>> start EXTRACTED ENTRIES

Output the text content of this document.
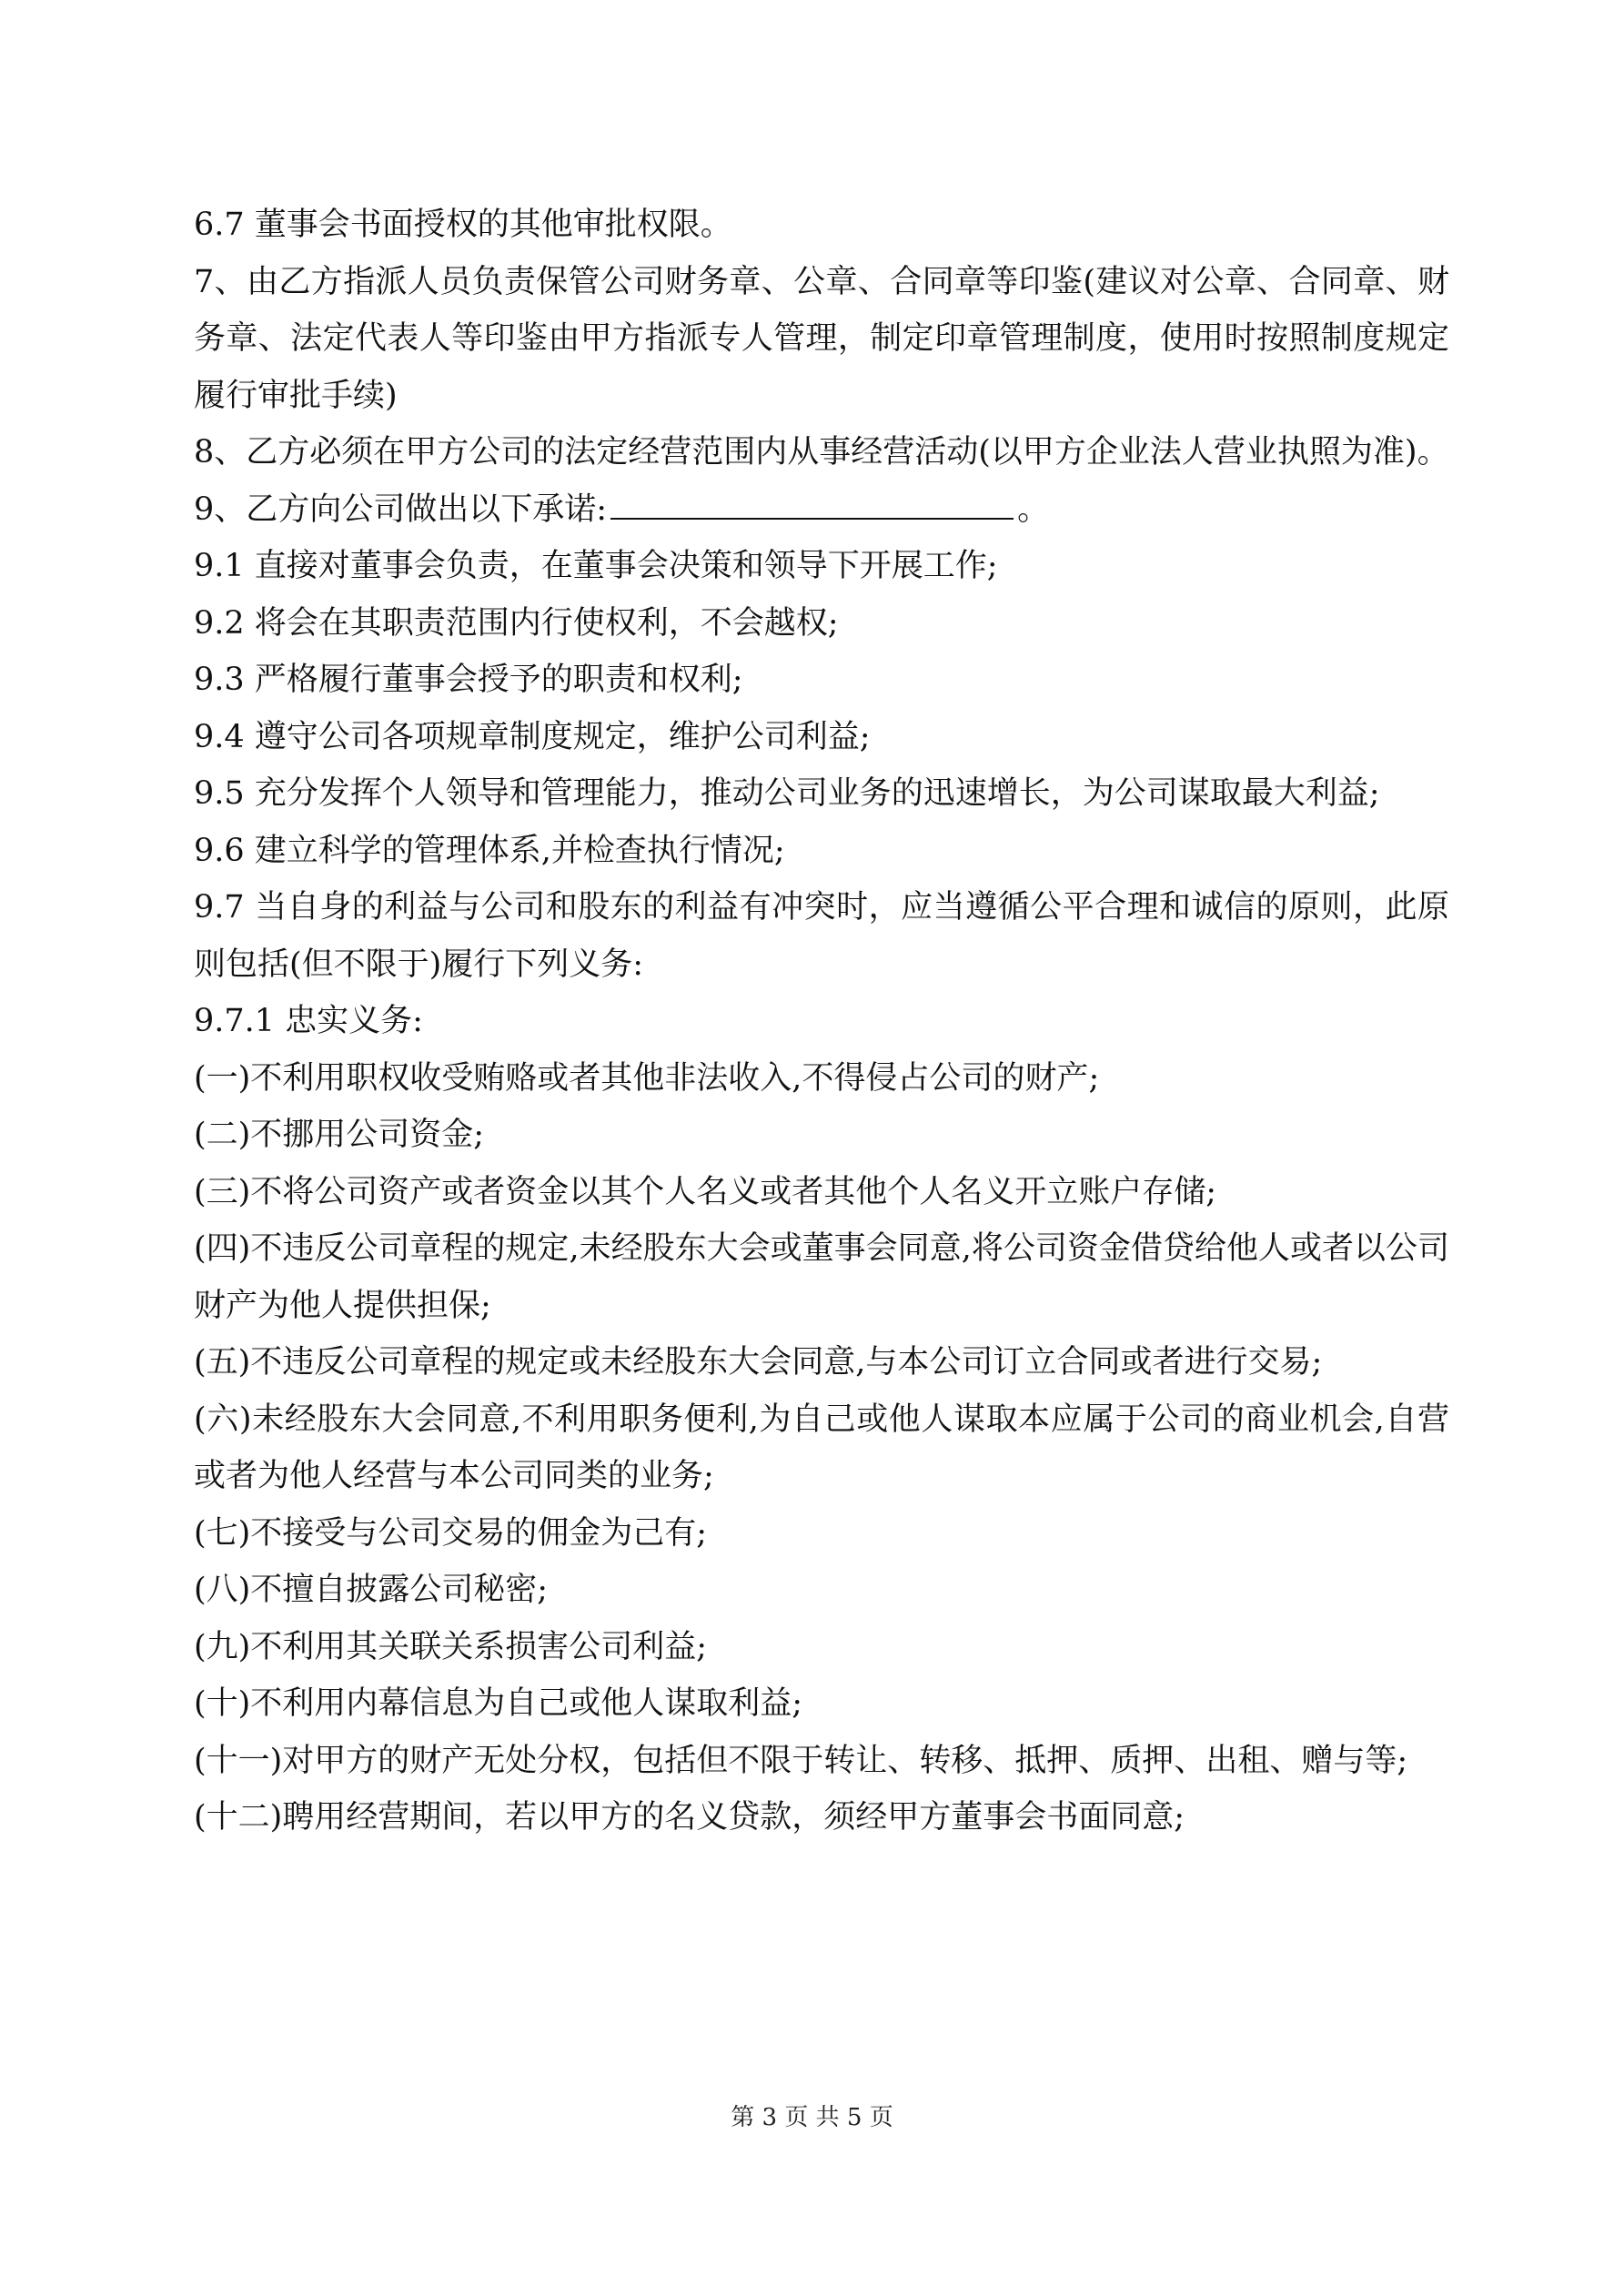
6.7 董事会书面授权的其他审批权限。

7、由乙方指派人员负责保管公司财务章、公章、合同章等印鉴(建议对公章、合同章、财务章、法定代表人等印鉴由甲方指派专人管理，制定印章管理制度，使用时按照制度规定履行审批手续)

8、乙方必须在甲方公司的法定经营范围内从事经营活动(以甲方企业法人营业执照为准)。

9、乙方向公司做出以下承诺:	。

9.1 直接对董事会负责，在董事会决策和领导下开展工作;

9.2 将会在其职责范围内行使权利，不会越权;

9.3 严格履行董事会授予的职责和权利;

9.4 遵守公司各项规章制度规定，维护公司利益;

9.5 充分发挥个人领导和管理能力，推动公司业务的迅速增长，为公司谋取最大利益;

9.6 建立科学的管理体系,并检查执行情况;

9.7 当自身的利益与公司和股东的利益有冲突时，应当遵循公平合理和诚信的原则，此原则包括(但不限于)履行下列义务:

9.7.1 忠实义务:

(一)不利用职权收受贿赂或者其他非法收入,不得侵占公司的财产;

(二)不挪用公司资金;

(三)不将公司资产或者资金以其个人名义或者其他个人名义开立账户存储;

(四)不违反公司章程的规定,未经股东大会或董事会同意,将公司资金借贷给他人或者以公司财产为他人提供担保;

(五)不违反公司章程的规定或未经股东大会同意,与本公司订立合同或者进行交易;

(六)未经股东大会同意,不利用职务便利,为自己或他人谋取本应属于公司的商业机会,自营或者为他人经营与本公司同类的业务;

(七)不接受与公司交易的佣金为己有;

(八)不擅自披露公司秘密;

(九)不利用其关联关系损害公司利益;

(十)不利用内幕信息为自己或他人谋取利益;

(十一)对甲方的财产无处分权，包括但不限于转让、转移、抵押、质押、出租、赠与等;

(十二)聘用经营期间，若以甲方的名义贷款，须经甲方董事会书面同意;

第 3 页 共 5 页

>> end EXTRACTED ENTRIES
>> start EXTRACTED ENTRIES

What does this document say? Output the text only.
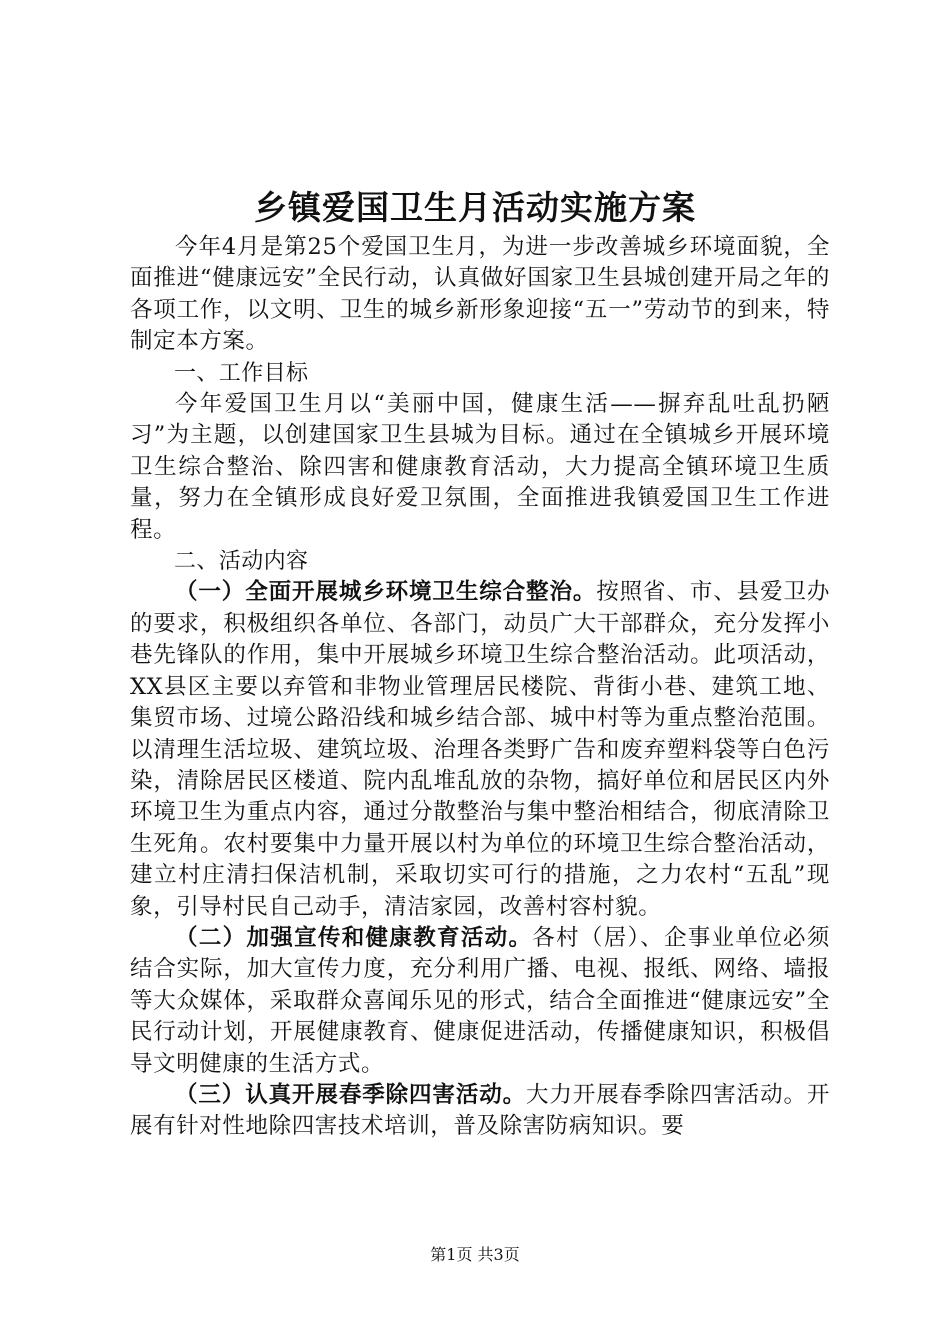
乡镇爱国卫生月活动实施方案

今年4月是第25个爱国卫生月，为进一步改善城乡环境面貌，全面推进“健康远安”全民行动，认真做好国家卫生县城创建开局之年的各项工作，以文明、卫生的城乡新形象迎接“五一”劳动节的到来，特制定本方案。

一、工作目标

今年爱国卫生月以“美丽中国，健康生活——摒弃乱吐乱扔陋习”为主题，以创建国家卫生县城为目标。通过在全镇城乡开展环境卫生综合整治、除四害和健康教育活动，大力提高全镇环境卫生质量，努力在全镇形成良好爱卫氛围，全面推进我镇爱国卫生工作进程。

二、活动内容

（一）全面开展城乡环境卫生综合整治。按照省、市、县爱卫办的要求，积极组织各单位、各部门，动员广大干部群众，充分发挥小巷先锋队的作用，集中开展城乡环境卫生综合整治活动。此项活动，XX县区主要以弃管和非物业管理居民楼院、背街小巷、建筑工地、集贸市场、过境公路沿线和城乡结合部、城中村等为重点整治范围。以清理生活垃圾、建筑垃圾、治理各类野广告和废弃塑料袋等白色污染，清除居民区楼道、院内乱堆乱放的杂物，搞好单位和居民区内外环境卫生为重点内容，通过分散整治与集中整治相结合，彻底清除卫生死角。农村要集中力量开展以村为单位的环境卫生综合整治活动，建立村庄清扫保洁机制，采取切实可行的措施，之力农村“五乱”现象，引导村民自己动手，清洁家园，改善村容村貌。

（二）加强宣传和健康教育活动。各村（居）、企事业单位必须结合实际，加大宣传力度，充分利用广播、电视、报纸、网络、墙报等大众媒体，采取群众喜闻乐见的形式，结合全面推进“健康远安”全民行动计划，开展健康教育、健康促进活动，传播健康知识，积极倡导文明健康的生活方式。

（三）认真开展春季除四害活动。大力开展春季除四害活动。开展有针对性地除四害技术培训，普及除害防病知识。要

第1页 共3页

>> end EXTRACTED ENTRIES

### REQUIRED WORK
State how many lines of the records above contain the word "text", giving only that number.

### EXPECTED OUTPUT
2